**CHALLENGE**
From the line that contains "Enumerate this screenshot's" to the last line of the data below, transcribe every line exactly. Do not include the pictures.

**SUPPLIED DATA**

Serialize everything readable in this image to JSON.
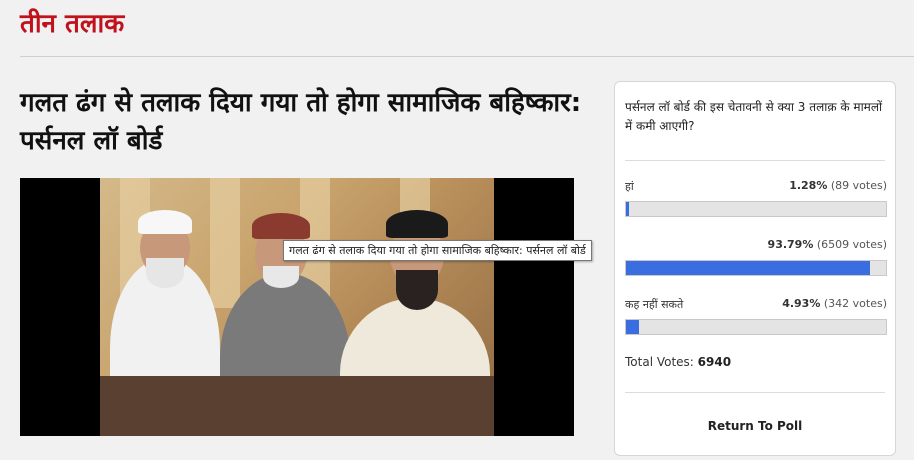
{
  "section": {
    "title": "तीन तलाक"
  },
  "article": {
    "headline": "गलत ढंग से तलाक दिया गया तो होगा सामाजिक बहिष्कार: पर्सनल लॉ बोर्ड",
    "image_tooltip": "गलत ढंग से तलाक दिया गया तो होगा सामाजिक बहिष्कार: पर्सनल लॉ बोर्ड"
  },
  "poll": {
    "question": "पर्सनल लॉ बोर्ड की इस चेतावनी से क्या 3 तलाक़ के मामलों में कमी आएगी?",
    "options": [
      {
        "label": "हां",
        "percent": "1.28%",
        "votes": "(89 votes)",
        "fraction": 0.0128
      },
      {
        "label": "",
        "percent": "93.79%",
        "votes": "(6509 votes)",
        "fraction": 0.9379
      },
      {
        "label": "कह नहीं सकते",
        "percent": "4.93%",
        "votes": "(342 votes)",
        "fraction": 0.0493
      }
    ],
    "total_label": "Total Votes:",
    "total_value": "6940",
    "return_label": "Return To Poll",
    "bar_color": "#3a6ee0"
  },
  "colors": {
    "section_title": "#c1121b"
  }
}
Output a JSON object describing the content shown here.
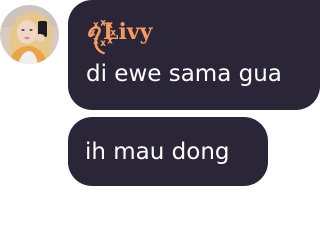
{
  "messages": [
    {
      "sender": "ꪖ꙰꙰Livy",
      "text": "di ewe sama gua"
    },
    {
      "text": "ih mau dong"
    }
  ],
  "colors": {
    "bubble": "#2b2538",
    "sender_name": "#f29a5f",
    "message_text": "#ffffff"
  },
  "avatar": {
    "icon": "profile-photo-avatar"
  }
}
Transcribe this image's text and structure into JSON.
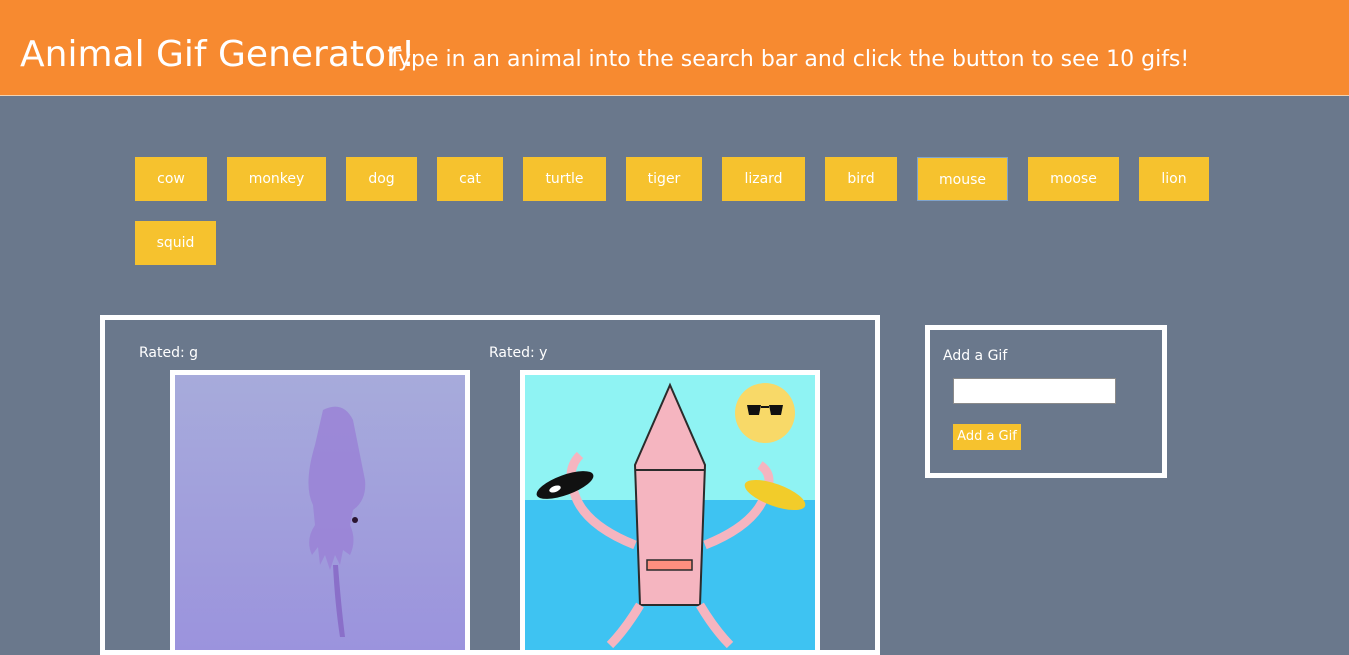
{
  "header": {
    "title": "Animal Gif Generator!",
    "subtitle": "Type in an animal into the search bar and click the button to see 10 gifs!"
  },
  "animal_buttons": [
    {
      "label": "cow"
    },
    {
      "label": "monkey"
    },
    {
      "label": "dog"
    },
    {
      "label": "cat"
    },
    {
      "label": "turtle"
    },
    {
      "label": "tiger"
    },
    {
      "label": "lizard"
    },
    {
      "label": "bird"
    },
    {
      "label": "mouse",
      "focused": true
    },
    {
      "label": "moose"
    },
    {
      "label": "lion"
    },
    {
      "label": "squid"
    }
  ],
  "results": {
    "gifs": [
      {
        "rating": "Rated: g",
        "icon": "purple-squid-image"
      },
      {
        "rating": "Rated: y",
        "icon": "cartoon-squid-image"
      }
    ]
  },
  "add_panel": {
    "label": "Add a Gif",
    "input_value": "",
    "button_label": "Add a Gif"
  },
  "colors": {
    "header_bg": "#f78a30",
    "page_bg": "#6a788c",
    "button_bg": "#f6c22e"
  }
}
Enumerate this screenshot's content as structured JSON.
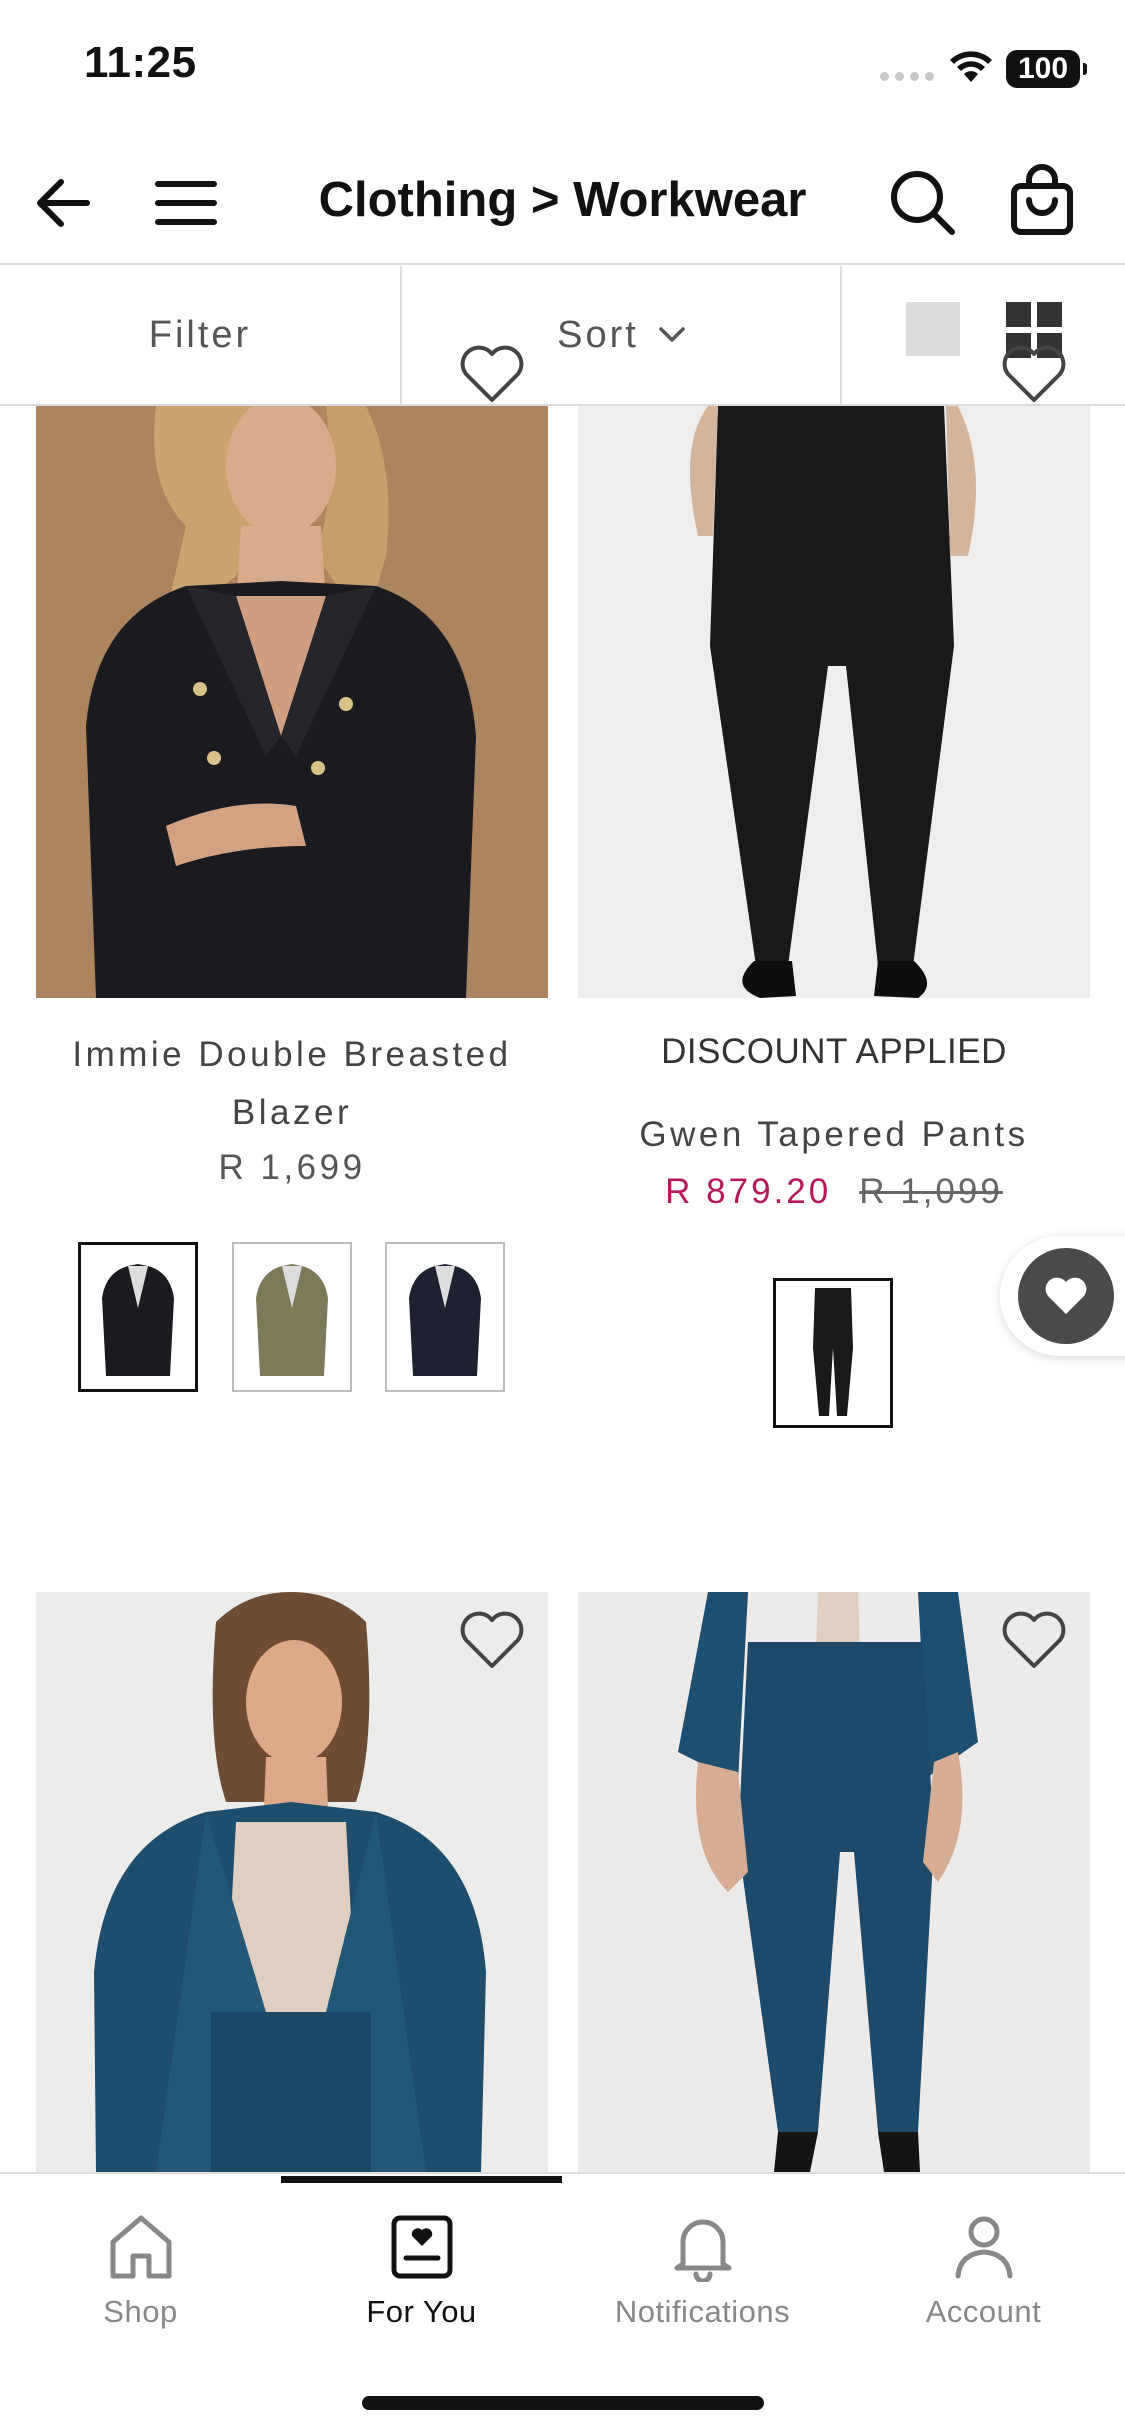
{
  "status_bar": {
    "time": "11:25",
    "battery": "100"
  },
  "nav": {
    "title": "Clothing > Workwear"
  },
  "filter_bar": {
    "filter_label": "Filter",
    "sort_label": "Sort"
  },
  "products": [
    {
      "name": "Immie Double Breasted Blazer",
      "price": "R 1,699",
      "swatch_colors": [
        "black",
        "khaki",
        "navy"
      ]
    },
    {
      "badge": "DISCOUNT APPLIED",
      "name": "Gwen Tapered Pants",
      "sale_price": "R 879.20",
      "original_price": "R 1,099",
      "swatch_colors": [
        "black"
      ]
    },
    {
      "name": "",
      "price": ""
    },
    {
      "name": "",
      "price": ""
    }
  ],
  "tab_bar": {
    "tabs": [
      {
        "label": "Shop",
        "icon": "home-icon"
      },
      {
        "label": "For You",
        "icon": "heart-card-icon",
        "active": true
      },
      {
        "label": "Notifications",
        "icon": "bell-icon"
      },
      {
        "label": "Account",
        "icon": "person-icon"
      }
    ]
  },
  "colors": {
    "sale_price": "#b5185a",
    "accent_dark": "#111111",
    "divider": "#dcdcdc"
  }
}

**SOLUTION TO THE EXERCISE**
Enumerate this screenshot's content as structured JSON.
{
  "status_bar": {
    "time": "11:25",
    "battery": "100"
  },
  "nav": {
    "title": "Clothing > Workwear"
  },
  "filter_bar": {
    "filter_label": "Filter",
    "sort_label": "Sort"
  },
  "products": [
    {
      "name": "Immie Double Breasted Blazer",
      "price": "R 1,699",
      "swatch_colors": [
        "black",
        "khaki",
        "navy"
      ]
    },
    {
      "badge": "DISCOUNT APPLIED",
      "name": "Gwen Tapered Pants",
      "sale_price": "R 879.20",
      "original_price": "R 1,099",
      "swatch_colors": [
        "black"
      ]
    },
    {
      "name": "",
      "price": ""
    },
    {
      "name": "",
      "price": ""
    }
  ],
  "tab_bar": {
    "tabs": [
      {
        "label": "Shop",
        "icon": "home-icon"
      },
      {
        "label": "For You",
        "icon": "heart-card-icon",
        "active": true
      },
      {
        "label": "Notifications",
        "icon": "bell-icon"
      },
      {
        "label": "Account",
        "icon": "person-icon"
      }
    ]
  },
  "colors": {
    "sale_price": "#b5185a",
    "accent_dark": "#111111",
    "divider": "#dcdcdc"
  }
}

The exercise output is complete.